> [Task prompt]: Lift every line from the entries that includes the word "label".

> [Provided records]:
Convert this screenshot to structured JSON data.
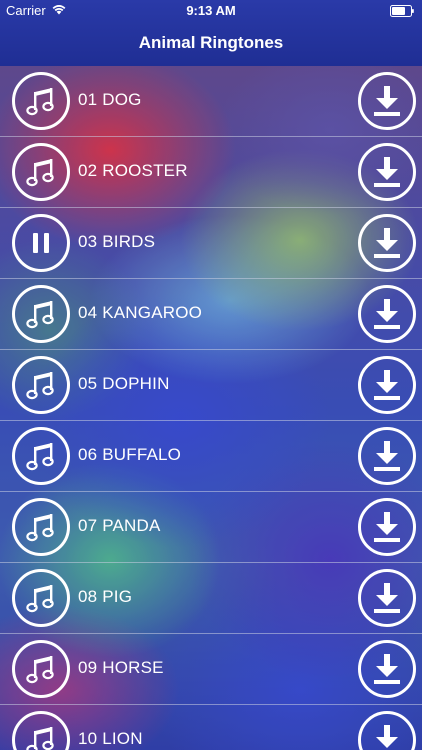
{
  "status_bar": {
    "carrier": "Carrier",
    "time": "9:13 AM"
  },
  "header": {
    "title": "Animal Ringtones"
  },
  "colors": {
    "header_bg": "#2a3aa8",
    "text": "#ffffff"
  },
  "tracks": [
    {
      "label": "01 DOG",
      "state": "idle",
      "play_icon": "music-note-icon",
      "download_icon": "download-icon"
    },
    {
      "label": "02 ROOSTER",
      "state": "idle",
      "play_icon": "music-note-icon",
      "download_icon": "download-icon"
    },
    {
      "label": "03 BIRDS",
      "state": "playing",
      "play_icon": "pause-icon",
      "download_icon": "download-icon"
    },
    {
      "label": "04 KANGAROO",
      "state": "idle",
      "play_icon": "music-note-icon",
      "download_icon": "download-icon"
    },
    {
      "label": "05 DOPHIN",
      "state": "idle",
      "play_icon": "music-note-icon",
      "download_icon": "download-icon"
    },
    {
      "label": "06 BUFFALO",
      "state": "idle",
      "play_icon": "music-note-icon",
      "download_icon": "download-icon"
    },
    {
      "label": "07 PANDA",
      "state": "idle",
      "play_icon": "music-note-icon",
      "download_icon": "download-icon"
    },
    {
      "label": "08 PIG",
      "state": "idle",
      "play_icon": "music-note-icon",
      "download_icon": "download-icon"
    },
    {
      "label": "09 HORSE",
      "state": "idle",
      "play_icon": "music-note-icon",
      "download_icon": "download-icon"
    },
    {
      "label": "10 LION",
      "state": "idle",
      "play_icon": "music-note-icon",
      "download_icon": "download-icon"
    }
  ]
}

> [Task response]:
      "label": "01 DOG",
      "label": "02 ROOSTER",
      "label": "03 BIRDS",
      "label": "04 KANGAROO",
      "label": "05 DOPHIN",
      "label": "06 BUFFALO",
      "label": "07 PANDA",
      "label": "08 PIG",
      "label": "09 HORSE",
      "label": "10 LION",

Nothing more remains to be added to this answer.